## What needs to be done
Quote all of the data that follows exactly as written, skipping the images.

## Supplied records
* BEGIN *
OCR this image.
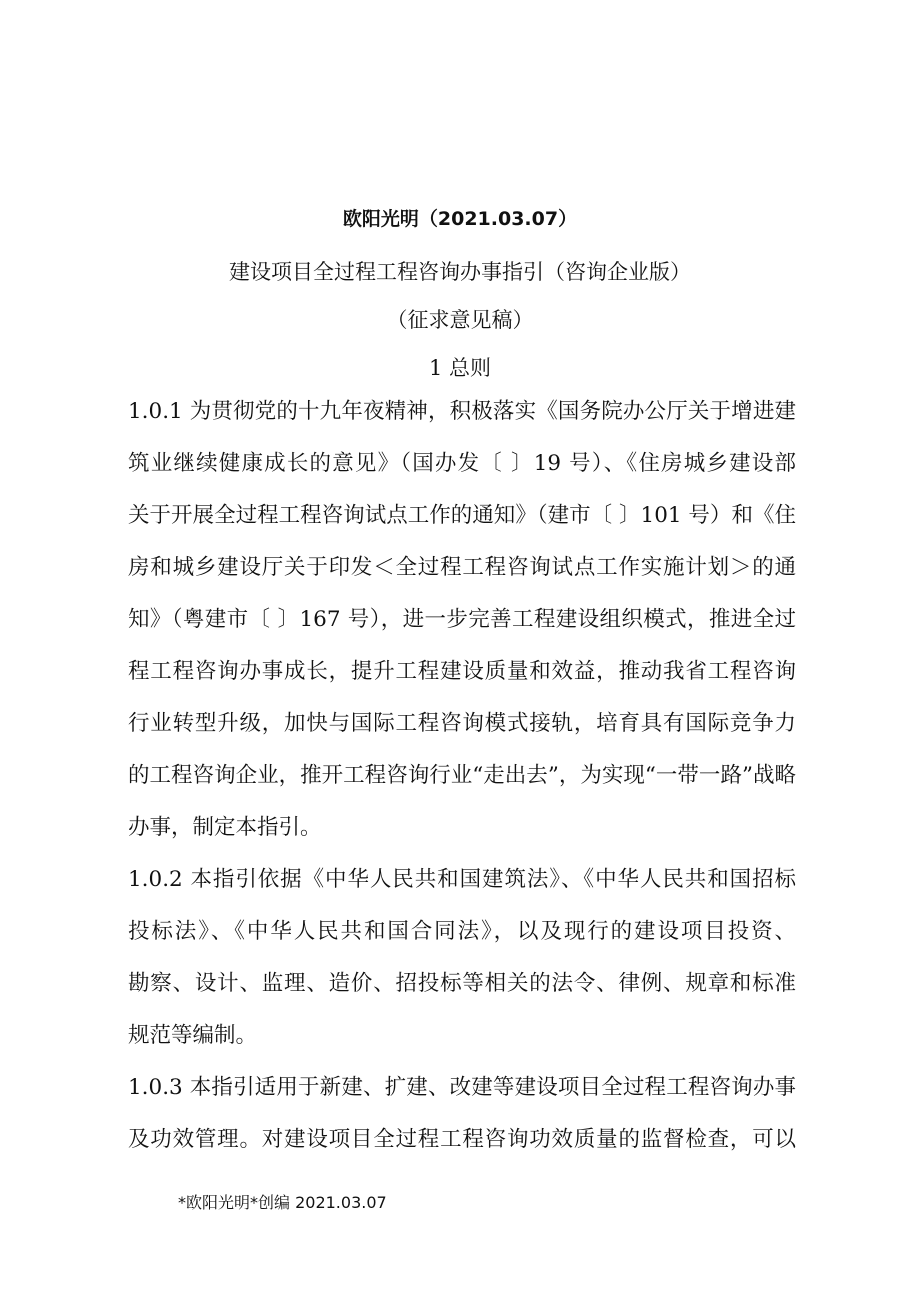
欧阳光明（2021.03.07）
建设项目全过程工程咨询办事指引（咨询企业版）
（征求意见稿）
1 总则
1.0.1 为贯彻党的十九年夜精神，积极落实《国务院办公厅关于增进建
筑业继续健康成长的意见》（国办发〔 〕19 号）、《住房城乡建设部
关于开展全过程工程咨询试点工作的通知》（建市〔 〕101 号）和《住
房和城乡建设厅关于印发＜全过程工程咨询试点工作实施计划＞的通
知》（粤建市〔 〕167 号），进一步完善工程建设组织模式，推进全过
程工程咨询办事成长，提升工程建设质量和效益，推动我省工程咨询
行业转型升级，加快与国际工程咨询模式接轨，培育具有国际竞争力
的工程咨询企业，推开工程咨询行业“走出去”，为实现“一带一路”战略
办事，制定本指引。
1.0.2 本指引依据《中华人民共和国建筑法》、《中华人民共和国招标
投标法》、《中华人民共和国合同法》，以及现行的建设项目投资、
勘察、设计、监理、造价、招投标等相关的法令、律例、规章和标准
规范等编制。
1.0.3 本指引适用于新建、扩建、改建等建设项目全过程工程咨询办事
及功效管理。对建设项目全过程工程咨询功效质量的监督检查，可以
*欧阳光明*创编 2021.03.07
* END *
## Final answer
OCR this image.
欧阳光明（2021.03.07）
建设项目全过程工程咨询办事指引（咨询企业版）
（征求意见稿）
1 总则
1.0.1 为贯彻党的十九年夜精神，积极落实《国务院办公厅关于增进建
筑业继续健康成长的意见》（国办发〔 〕19 号）、《住房城乡建设部
关于开展全过程工程咨询试点工作的通知》（建市〔 〕101 号）和《住
房和城乡建设厅关于印发＜全过程工程咨询试点工作实施计划＞的通
知》（粤建市〔 〕167 号），进一步完善工程建设组织模式，推进全过
程工程咨询办事成长，提升工程建设质量和效益，推动我省工程咨询
行业转型升级，加快与国际工程咨询模式接轨，培育具有国际竞争力
的工程咨询企业，推开工程咨询行业“走出去”，为实现“一带一路”战略
办事，制定本指引。
1.0.2 本指引依据《中华人民共和国建筑法》、《中华人民共和国招标
投标法》、《中华人民共和国合同法》，以及现行的建设项目投资、
勘察、设计、监理、造价、招投标等相关的法令、律例、规章和标准
规范等编制。
1.0.3 本指引适用于新建、扩建、改建等建设项目全过程工程咨询办事
及功效管理。对建设项目全过程工程咨询功效质量的监督检查，可以
*欧阳光明*创编 2021.03.07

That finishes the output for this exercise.